— start RECORDS SUPPLIED —

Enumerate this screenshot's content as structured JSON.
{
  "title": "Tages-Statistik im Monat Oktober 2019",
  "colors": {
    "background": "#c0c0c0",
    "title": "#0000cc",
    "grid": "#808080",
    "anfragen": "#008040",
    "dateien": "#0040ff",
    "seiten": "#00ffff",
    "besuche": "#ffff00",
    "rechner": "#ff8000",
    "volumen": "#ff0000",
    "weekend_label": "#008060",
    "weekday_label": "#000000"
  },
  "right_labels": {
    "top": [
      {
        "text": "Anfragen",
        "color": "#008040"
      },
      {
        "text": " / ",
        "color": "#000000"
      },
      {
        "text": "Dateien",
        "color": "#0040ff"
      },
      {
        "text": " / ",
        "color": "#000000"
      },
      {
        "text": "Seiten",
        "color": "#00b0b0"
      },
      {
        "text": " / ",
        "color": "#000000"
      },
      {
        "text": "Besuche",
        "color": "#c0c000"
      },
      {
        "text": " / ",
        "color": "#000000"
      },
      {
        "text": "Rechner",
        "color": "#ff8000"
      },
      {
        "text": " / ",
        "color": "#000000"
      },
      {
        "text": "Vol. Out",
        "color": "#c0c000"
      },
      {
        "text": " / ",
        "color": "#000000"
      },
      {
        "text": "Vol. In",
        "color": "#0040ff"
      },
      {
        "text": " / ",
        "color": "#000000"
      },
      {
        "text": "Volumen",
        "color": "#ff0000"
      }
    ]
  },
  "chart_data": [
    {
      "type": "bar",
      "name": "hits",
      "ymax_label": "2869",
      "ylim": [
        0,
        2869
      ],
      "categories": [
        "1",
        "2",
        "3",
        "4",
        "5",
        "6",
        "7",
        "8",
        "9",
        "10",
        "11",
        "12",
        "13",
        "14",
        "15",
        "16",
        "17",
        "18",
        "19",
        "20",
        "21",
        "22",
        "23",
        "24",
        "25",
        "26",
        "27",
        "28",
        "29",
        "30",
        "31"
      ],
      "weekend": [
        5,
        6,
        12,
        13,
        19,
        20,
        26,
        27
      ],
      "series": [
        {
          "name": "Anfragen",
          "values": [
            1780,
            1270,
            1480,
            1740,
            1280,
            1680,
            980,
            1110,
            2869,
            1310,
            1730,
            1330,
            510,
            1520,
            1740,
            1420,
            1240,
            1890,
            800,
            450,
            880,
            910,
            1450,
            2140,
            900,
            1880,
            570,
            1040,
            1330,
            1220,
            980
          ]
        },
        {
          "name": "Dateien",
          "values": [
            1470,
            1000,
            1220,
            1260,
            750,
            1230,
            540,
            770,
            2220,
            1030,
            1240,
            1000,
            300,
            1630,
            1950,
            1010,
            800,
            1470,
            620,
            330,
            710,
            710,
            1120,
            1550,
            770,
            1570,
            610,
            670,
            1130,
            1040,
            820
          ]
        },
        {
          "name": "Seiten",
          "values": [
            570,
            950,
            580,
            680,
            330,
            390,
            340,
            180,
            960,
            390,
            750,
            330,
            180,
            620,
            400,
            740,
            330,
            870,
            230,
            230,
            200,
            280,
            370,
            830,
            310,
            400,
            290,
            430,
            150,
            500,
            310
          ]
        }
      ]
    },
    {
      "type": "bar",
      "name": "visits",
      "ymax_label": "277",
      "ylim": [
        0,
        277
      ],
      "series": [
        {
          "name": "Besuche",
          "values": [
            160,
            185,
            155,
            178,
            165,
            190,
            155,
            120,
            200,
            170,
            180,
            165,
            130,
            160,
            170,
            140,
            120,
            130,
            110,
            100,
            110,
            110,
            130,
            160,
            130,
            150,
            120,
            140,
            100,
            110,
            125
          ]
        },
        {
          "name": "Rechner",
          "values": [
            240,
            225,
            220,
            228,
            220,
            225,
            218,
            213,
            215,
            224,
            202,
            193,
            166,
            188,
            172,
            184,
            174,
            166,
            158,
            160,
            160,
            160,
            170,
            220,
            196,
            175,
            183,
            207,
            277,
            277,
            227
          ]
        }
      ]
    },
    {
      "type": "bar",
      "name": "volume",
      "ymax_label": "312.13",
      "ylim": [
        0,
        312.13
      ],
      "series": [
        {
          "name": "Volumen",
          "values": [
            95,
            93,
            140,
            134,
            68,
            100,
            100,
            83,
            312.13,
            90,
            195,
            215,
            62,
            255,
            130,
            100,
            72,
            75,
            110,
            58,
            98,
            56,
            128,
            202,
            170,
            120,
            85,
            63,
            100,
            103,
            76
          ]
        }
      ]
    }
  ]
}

— end RECORDS SUPPLIED —

* _TASK INSTRUCTIONS_: Identify every line above with the string "name" in it. Copy those lines.

* _OUTPUT_:
      "name": "hits",
          "name": "Anfragen",
          "name": "Dateien",
          "name": "Seiten",
      "name": "visits",
          "name": "Besuche",
          "name": "Rechner",
      "name": "volume",
          "name": "Volumen",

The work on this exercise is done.